Output the rows below as a Markdown table with two columns, Line and Entry, numbered in order and skipping any blank ones.

****

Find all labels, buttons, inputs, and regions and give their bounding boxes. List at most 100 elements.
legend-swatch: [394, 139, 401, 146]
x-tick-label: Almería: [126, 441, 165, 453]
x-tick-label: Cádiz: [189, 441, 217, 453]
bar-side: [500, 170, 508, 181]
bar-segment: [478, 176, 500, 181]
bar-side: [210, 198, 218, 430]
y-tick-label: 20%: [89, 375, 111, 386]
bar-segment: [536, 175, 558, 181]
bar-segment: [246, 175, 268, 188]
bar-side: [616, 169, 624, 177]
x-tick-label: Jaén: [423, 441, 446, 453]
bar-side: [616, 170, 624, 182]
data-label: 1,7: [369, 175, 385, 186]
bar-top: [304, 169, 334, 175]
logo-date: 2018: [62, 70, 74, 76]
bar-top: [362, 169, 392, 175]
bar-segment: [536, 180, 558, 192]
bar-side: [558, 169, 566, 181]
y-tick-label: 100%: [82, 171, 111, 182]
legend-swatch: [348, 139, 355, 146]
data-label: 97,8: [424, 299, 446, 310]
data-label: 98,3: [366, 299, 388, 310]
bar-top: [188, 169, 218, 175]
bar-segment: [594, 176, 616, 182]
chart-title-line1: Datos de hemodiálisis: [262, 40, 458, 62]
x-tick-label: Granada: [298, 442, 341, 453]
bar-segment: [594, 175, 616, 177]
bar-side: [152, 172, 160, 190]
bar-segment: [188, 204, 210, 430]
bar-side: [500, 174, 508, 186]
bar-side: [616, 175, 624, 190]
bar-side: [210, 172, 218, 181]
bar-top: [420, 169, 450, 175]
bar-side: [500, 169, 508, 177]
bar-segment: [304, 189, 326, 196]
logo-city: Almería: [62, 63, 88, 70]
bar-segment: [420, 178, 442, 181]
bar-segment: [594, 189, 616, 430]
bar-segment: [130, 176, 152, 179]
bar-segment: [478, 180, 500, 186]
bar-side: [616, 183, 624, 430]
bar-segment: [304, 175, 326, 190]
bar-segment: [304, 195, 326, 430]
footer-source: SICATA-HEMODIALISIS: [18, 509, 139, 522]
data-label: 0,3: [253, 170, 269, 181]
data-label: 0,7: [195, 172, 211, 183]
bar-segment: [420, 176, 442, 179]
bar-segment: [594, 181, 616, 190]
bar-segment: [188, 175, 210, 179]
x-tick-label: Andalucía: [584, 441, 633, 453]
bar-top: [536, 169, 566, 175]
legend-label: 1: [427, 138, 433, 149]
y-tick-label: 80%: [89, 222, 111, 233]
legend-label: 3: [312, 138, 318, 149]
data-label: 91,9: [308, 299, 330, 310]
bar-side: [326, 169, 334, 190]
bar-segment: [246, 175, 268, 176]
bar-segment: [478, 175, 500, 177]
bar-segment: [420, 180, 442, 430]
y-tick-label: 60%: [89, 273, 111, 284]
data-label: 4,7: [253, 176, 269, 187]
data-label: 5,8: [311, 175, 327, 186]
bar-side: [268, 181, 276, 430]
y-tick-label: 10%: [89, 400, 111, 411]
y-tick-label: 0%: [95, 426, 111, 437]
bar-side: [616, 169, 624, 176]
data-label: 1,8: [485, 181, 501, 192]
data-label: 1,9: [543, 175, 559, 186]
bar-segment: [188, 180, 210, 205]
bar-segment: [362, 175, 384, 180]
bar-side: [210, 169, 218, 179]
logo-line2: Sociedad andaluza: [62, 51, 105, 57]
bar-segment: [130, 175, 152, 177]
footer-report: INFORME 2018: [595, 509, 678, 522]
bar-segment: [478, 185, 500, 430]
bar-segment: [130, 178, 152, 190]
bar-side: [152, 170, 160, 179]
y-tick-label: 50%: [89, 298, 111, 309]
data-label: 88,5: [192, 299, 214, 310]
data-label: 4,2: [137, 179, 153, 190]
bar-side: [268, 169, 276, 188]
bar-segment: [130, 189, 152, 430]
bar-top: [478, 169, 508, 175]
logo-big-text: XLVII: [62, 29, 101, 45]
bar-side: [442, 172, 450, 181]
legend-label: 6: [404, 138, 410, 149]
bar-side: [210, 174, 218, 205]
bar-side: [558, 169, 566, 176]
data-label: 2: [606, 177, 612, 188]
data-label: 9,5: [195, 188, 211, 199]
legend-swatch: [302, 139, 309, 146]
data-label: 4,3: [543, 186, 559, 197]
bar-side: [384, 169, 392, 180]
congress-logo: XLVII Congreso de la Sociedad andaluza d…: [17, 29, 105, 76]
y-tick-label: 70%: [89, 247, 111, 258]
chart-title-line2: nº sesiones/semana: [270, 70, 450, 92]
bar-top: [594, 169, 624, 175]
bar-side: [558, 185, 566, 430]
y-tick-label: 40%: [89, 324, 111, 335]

****

### [Exercise result]
| Line | Entry |
|---|---|
| 1 | Find all labels, buttons, inputs, and regions and give their bounding boxes. List at most 100 elements. |
| 2 | legend-swatch: [394, 139, 401, 146] |
| 3 | x-tick-label: Almería: [126, 441, 165, 453] |
| 4 | x-tick-label: Cádiz: [189, 441, 217, 453] |
| 5 | bar-side: [500, 170, 508, 181] |
| 6 | bar-segment: [478, 176, 500, 181] |
| 7 | bar-side: [210, 198, 218, 430] |
| 8 | y-tick-label: 20%: [89, 375, 111, 386] |
| 9 | bar-segment: [536, 175, 558, 181] |
| 10 | bar-segment: [246, 175, 268, 188] |
| 11 | bar-side: [616, 169, 624, 177] |
| 12 | x-tick-label: Jaén: [423, 441, 446, 453] |
| 13 | bar-side: [616, 170, 624, 182] |
| 14 | data-label: 1,7: [369, 175, 385, 186] |
| 15 | bar-top: [304, 169, 334, 175] |
| 16 | logo-date: 2018: [62, 70, 74, 76] |
| 17 | bar-top: [362, 169, 392, 175] |
| 18 | bar-segment: [536, 180, 558, 192] |
| 19 | bar-side: [558, 169, 566, 181] |
| 20 | y-tick-label: 100%: [82, 171, 111, 182] |
| 21 | legend-swatch: [348, 139, 355, 146] |
| 22 | data-label: 97,8: [424, 299, 446, 310] |
| 23 | data-label: 98,3: [366, 299, 388, 310] |
| 24 | bar-top: [188, 169, 218, 175] |
| 25 | bar-segment: [594, 176, 616, 182] |
| 26 | chart-title-line1: Datos de hemodiálisis: [262, 40, 458, 62] |
| 27 | x-tick-label: Granada: [298, 442, 341, 453] |
| 28 | bar-segment: [594, 175, 616, 177] |
| 29 | bar-side: [152, 172, 160, 190] |
| 30 | bar-segment: [188, 204, 210, 430] |
| 31 | bar-side: [500, 174, 508, 186] |
| 32 | bar-side: [616, 175, 624, 190] |
| 33 | bar-side: [210, 172, 218, 181] |
| 34 | bar-top: [420, 169, 450, 175] |
| 35 | bar-side: [500, 169, 508, 177] |
| 36 | bar-segment: [304, 189, 326, 196] |
| 37 | logo-city: Almería: [62, 63, 88, 70] |
| 38 | bar-segment: [420, 178, 442, 181] |
| 39 | bar-segment: [594, 189, 616, 430] |
| 40 | bar-segment: [130, 176, 152, 179] |
| 41 | bar-segment: [478, 180, 500, 186] |
| 42 | bar-side: [616, 183, 624, 430] |
| 43 | bar-segment: [304, 175, 326, 190] |
| 44 | bar-segment: [304, 195, 326, 430] |
| 45 | footer-source: SICATA-HEMODIALISIS: [18, 509, 139, 522] |
| 46 | data-label: 0,3: [253, 170, 269, 181] |
| 47 | data-label: 0,7: [195, 172, 211, 183] |
| 48 | bar-segment: [420, 176, 442, 179] |
| 49 | bar-segment: [594, 181, 616, 190] |
| 50 | bar-segment: [188, 175, 210, 179] |
| 51 | x-tick-label: Andalucía: [584, 441, 633, 453] |
| 52 | bar-top: [536, 169, 566, 175] |
| 53 | legend-label: 1: [427, 138, 433, 149] |
| 54 | y-tick-label: 80%: [89, 222, 111, 233] |
| 55 | legend-label: 3: [312, 138, 318, 149] |
| 56 | data-label: 91,9: [308, 299, 330, 310] |
| 57 | bar-side: [326, 169, 334, 190] |
| 58 | bar-segment: [246, 175, 268, 176] |
| 59 | bar-segment: [478, 175, 500, 177] |
| 60 | bar-segment: [420, 180, 442, 430] |
| 61 | y-tick-label: 60%: [89, 273, 111, 284] |
| 62 | data-label: 4,7: [253, 176, 269, 187] |
| 63 | data-label: 5,8: [311, 175, 327, 186] |
| 64 | bar-side: [268, 181, 276, 430] |
| 65 | y-tick-label: 10%: [89, 400, 111, 411] |
| 66 | y-tick-label: 0%: [95, 426, 111, 437] |
| 67 | bar-side: [616, 169, 624, 176] |
| 68 | data-label: 1,8: [485, 181, 501, 192] |
| 69 | data-label: 1,9: [543, 175, 559, 186] |
| 70 | bar-segment: [188, 180, 210, 205] |
| 71 | bar-segment: [362, 175, 384, 180] |
| 72 | bar-side: [210, 169, 218, 179] |
| 73 | logo-line2: Sociedad andaluza: [62, 51, 105, 57] |
| 74 | bar-segment: [130, 175, 152, 177] |
| 75 | footer-report: INFORME 2018: [595, 509, 678, 522] |
| 76 | bar-segment: [478, 185, 500, 430] |
| 77 | bar-segment: [130, 178, 152, 190] |
| 78 | bar-side: [152, 170, 160, 179] |
| 79 | y-tick-label: 50%: [89, 298, 111, 309] |
| 80 | data-label: 88,5: [192, 299, 214, 310] |
| 81 | data-label: 4,2: [137, 179, 153, 190] |
| 82 | bar-side: [268, 169, 276, 188] |
| 83 | bar-segment: [130, 189, 152, 430] |
| 84 | bar-top: [478, 169, 508, 175] |
| 85 | logo-big-text: XLVII: [62, 29, 101, 45] |
| 86 | bar-side: [442, 172, 450, 181] |
| 87 | legend-label: 6: [404, 138, 410, 149] |
| 88 | bar-side: [210, 174, 218, 205] |
| 89 | bar-side: [558, 169, 566, 176] |
| 90 | data-label: 2: [606, 177, 612, 188] |
| 91 | data-label: 9,5: [195, 188, 211, 199] |
| 92 | legend-swatch: [302, 139, 309, 146] |
| 93 | data-label: 4,3: [543, 186, 559, 197] |
| 94 | bar-side: [384, 169, 392, 180] |
| 95 | congress-logo: XLVII Congreso de la Sociedad andaluza d…: [17, 29, 105, 76] |
| 96 | y-tick-label: 70%: [89, 247, 111, 258] |
| 97 | chart-title-line2: nº sesiones/semana: [270, 70, 450, 92] |
| 98 | bar-top: [594, 169, 624, 175] |
| 99 | bar-side: [558, 185, 566, 430] |
| 100 | y-tick-label: 40%: [89, 324, 111, 335] |